→ TASK DIRECTIONS: Below is a block of records; reproduce all of them exactly and leave out any pictures.

→ WORKING DATA:
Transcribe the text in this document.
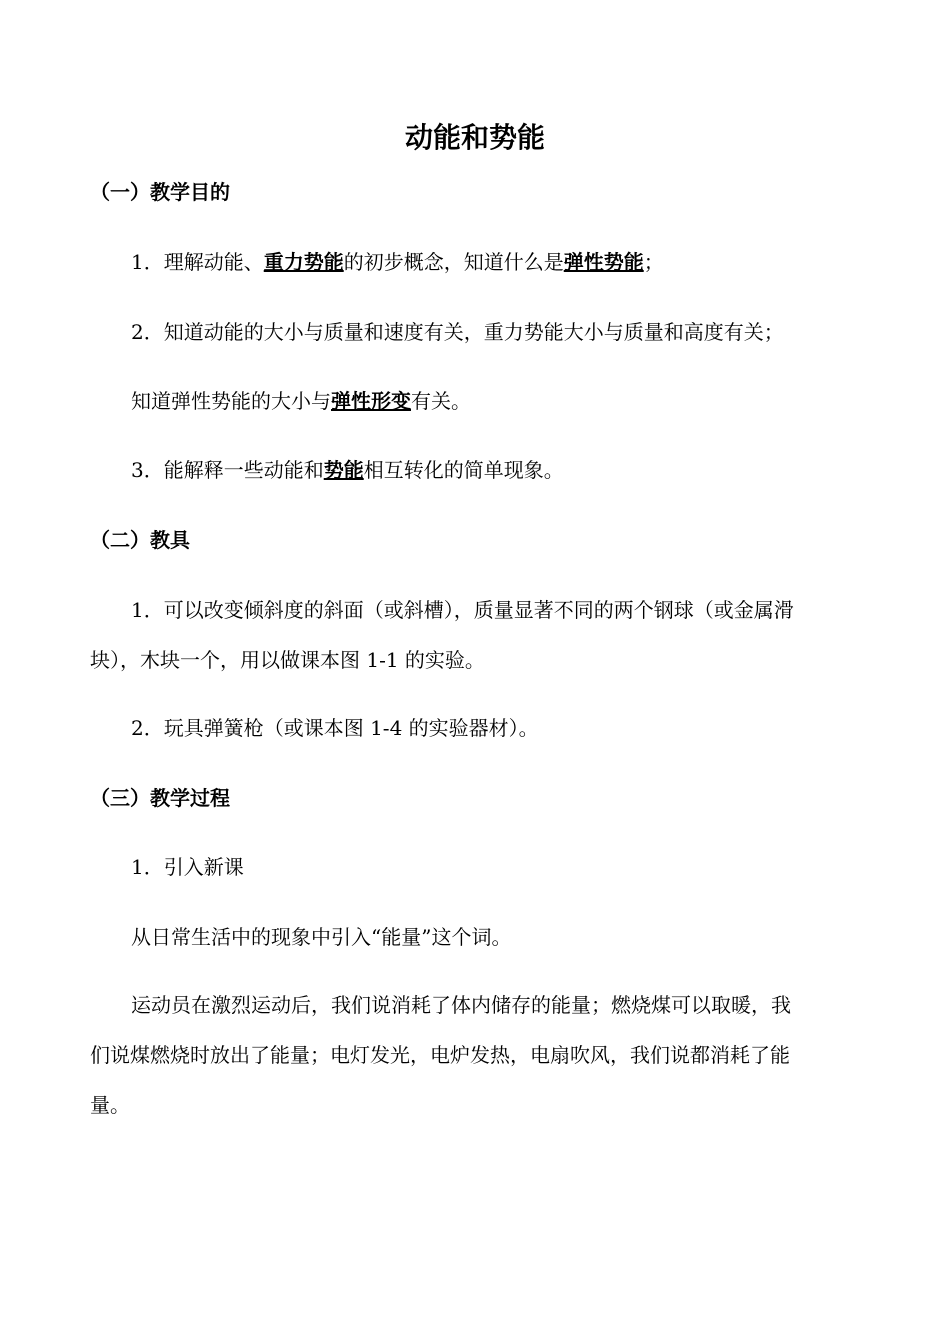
动能和势能
（一）教学目的
1．理解动能、重力势能的初步概念，知道什么是弹性势能；
2．知道动能的大小与质量和速度有关，重力势能大小与质量和高度有关；
知道弹性势能的大小与弹性形变有关。
3．能解释一些动能和势能相互转化的简单现象。
（二）教具
1．可以改变倾斜度的斜面（或斜槽），质量显著不同的两个钢球（或金属滑
块），木块一个，用以做课本图 1-1 的实验。
2．玩具弹簧枪（或课本图 1-4 的实验器材）。
（三）教学过程
1．引入新课
从日常生活中的现象中引入“能量”这个词。
运动员在激烈运动后，我们说消耗了体内储存的能量；燃烧煤可以取暖，我
们说煤燃烧时放出了能量；电灯发光，电炉发热，电扇吹风，我们说都消耗了能
量。
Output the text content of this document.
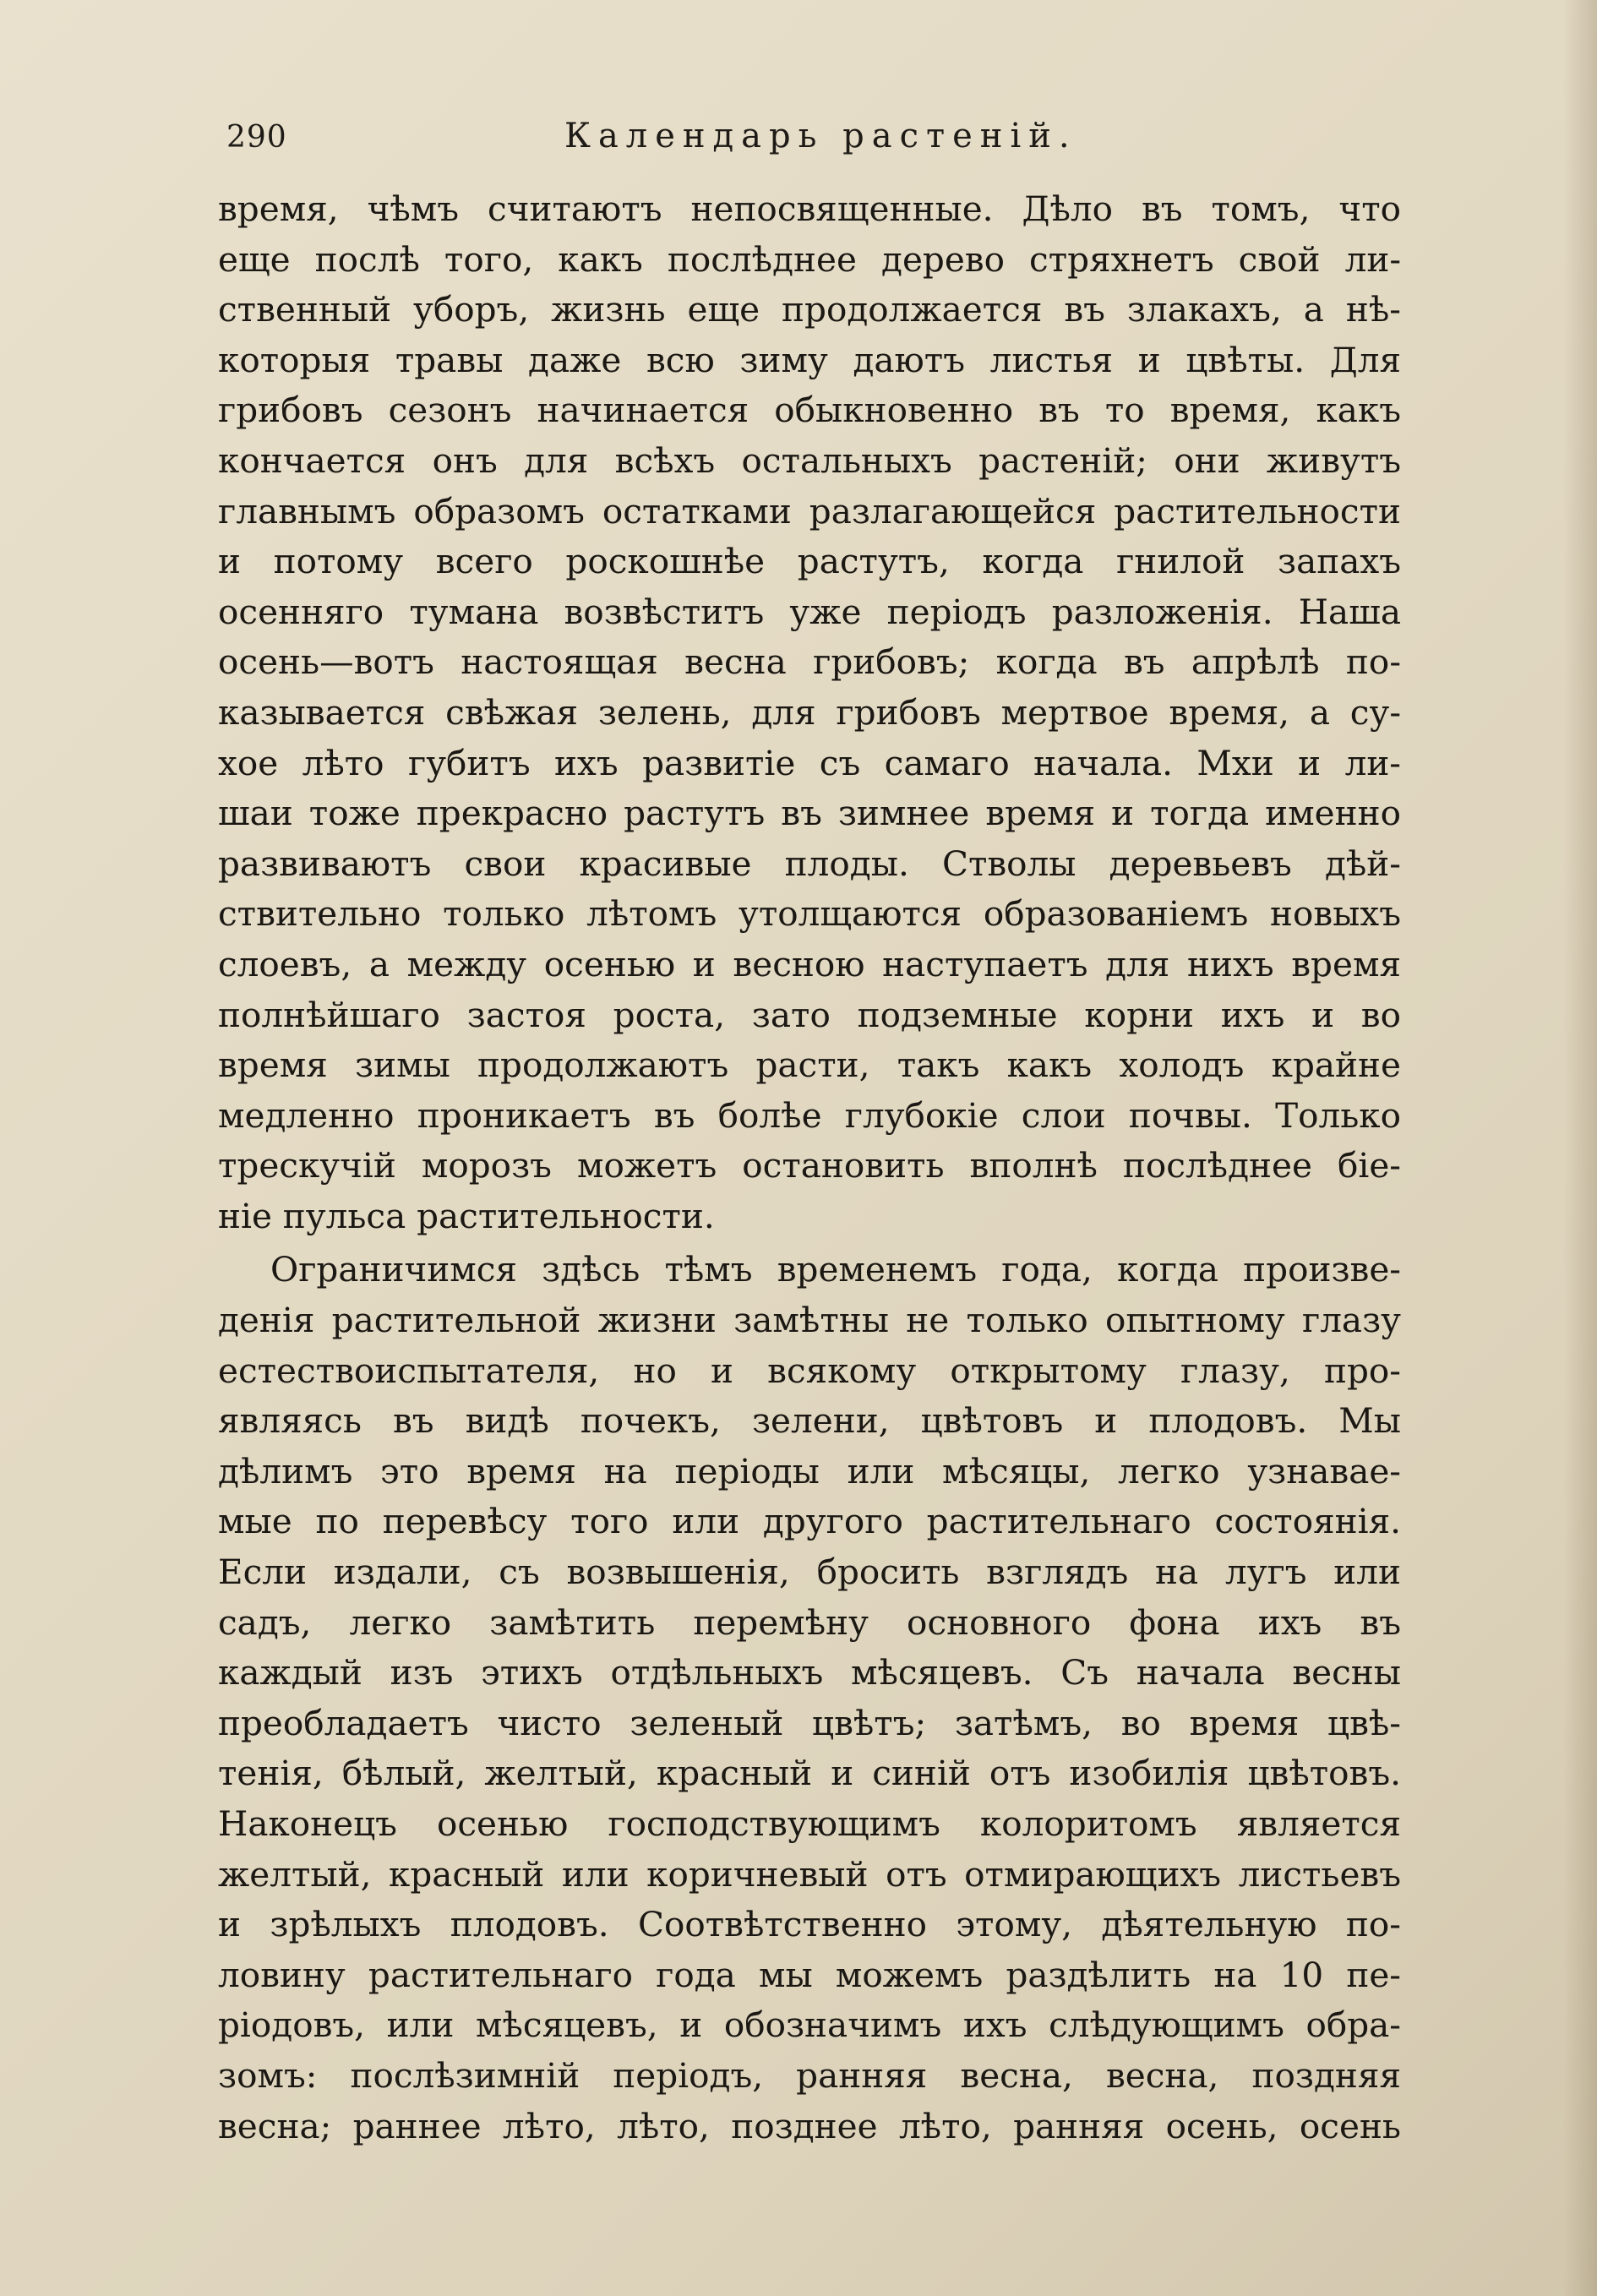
290	Календарь растеній.
время, чѣмъ считаютъ непосвященные. Дѣло въ томъ, что
еще послѣ того, какъ послѣднее дерево стряхнетъ свой ли-
ственный уборъ, жизнь еще продолжается въ злакахъ, а нѣ-
которыя травы даже всю зиму даютъ листья и цвѣты. Для
грибовъ сезонъ начинается обыкновенно въ то время, какъ
кончается онъ для всѣхъ остальныхъ растеній; они живутъ
главнымъ образомъ остатками разлагающейся растительности
и потому всего роскошнѣе растутъ, когда гнилой запахъ
осенняго тумана возвѣститъ уже періодъ разложенія. Наша
осень—вотъ настоящая весна грибовъ; когда въ апрѣлѣ по-
казывается свѣжая зелень, для грибовъ мертвое время, а су-
хое лѣто губитъ ихъ развитіе съ самаго начала. Мхи и ли-
шаи тоже прекрасно растутъ въ зимнее время и тогда именно
развиваютъ свои красивые плоды. Стволы деревьевъ дѣй-
ствительно только лѣтомъ утолщаются образованіемъ новыхъ
слоевъ, а между осенью и весною наступаетъ для нихъ время
полнѣйшаго застоя роста, зато подземные корни ихъ и во
время зимы продолжаютъ расти, такъ какъ холодъ крайне
медленно проникаетъ въ болѣе глубокіе слои почвы. Только
трескучій морозъ можетъ остановить вполнѣ послѣднее біе-
ніе пульса растительности.
Ограничимся здѣсь тѣмъ временемъ года, когда произве-
денія растительной жизни замѣтны не только опытному глазу
естествоиспытателя, но и всякому открытому глазу, про-
являясь въ видѣ почекъ, зелени, цвѣтовъ и плодовъ. Мы
дѣлимъ это время на періоды или мѣсяцы, легко узнавае-
мые по перевѣсу того или другого растительнаго состоянія.
Если издали, съ возвышенія, бросить взглядъ на лугъ или
садъ, легко замѣтить перемѣну основного фона ихъ въ
каждый изъ этихъ отдѣльныхъ мѣсяцевъ. Съ начала весны
преобладаетъ чисто зеленый цвѣтъ; затѣмъ, во время цвѣ-
тенія, бѣлый, желтый, красный и синій отъ изобилія цвѣтовъ.
Наконецъ осенью господствующимъ колоритомъ является
желтый, красный или коричневый отъ отмирающихъ листьевъ
и зрѣлыхъ плодовъ. Соотвѣтственно этому, дѣятельную по-
ловину растительнаго года мы можемъ раздѣлить на 10 пе-
ріодовъ, или мѣсяцевъ, и обозначимъ ихъ слѣдующимъ обра-
зомъ: послѣзимній періодъ, ранняя весна, весна, поздняя
весна; раннее лѣто, лѣто, позднее лѣто, ранняя осень, осень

→ SOLVED EXERCISE:
Transcribe the text in this document.
动能和势能
（一）教学目的
1．理解动能、重力势能的初步概念，知道什么是弹性势能；
2．知道动能的大小与质量和速度有关，重力势能大小与质量和高度有关；
知道弹性势能的大小与弹性形变有关。
3．能解释一些动能和势能相互转化的简单现象。
（二）教具
1．可以改变倾斜度的斜面（或斜槽），质量显著不同的两个钢球（或金属滑
块），木块一个，用以做课本图 1-1 的实验。
2．玩具弹簧枪（或课本图 1-4 的实验器材）。
（三）教学过程
1．引入新课
从日常生活中的现象中引入“能量”这个词。
运动员在激烈运动后，我们说消耗了体内储存的能量；燃烧煤可以取暖，我
们说煤燃烧时放出了能量；电灯发光，电炉发热，电扇吹风，我们说都消耗了能
量。
Output the text content of this document.
290	Календарь растеній.
время, чѣмъ считаютъ непосвященные. Дѣло въ томъ, что
еще послѣ того, какъ послѣднее дерево стряхнетъ свой ли-
ственный уборъ, жизнь еще продолжается въ злакахъ, а нѣ-
которыя травы даже всю зиму даютъ листья и цвѣты. Для
грибовъ сезонъ начинается обыкновенно въ то время, какъ
кончается онъ для всѣхъ остальныхъ растеній; они живутъ
главнымъ образомъ остатками разлагающейся растительности
и потому всего роскошнѣе растутъ, когда гнилой запахъ
осенняго тумана возвѣститъ уже періодъ разложенія. Наша
осень—вотъ настоящая весна грибовъ; когда въ апрѣлѣ по-
казывается свѣжая зелень, для грибовъ мертвое время, а су-
хое лѣто губитъ ихъ развитіе съ самаго начала. Мхи и ли-
шаи тоже прекрасно растутъ въ зимнее время и тогда именно
развиваютъ свои красивые плоды. Стволы деревьевъ дѣй-
ствительно только лѣтомъ утолщаются образованіемъ новыхъ
слоевъ, а между осенью и весною наступаетъ для нихъ время
полнѣйшаго застоя роста, зато подземные корни ихъ и во
время зимы продолжаютъ расти, такъ какъ холодъ крайне
медленно проникаетъ въ болѣе глубокіе слои почвы. Только
трескучій морозъ можетъ остановить вполнѣ послѣднее біе-
ніе пульса растительности.
Ограничимся здѣсь тѣмъ временемъ года, когда произве-
денія растительной жизни замѣтны не только опытному глазу
естествоиспытателя, но и всякому открытому глазу, про-
являясь въ видѣ почекъ, зелени, цвѣтовъ и плодовъ. Мы
дѣлимъ это время на періоды или мѣсяцы, легко узнавае-
мые по перевѣсу того или другого растительнаго состоянія.
Если издали, съ возвышенія, бросить взглядъ на лугъ или
садъ, легко замѣтить перемѣну основного фона ихъ въ
каждый изъ этихъ отдѣльныхъ мѣсяцевъ. Съ начала весны
преобладаетъ чисто зеленый цвѣтъ; затѣмъ, во время цвѣ-
тенія, бѣлый, желтый, красный и синій отъ изобилія цвѣтовъ.
Наконецъ осенью господствующимъ колоритомъ является
желтый, красный или коричневый отъ отмирающихъ листьевъ
и зрѣлыхъ плодовъ. Соотвѣтственно этому, дѣятельную по-
ловину растительнаго года мы можемъ раздѣлить на 10 пе-
ріодовъ, или мѣсяцевъ, и обозначимъ ихъ слѣдующимъ обра-
зомъ: послѣзимній періодъ, ранняя весна, весна, поздняя
весна; раннее лѣто, лѣто, позднее лѣто, ранняя осень, осень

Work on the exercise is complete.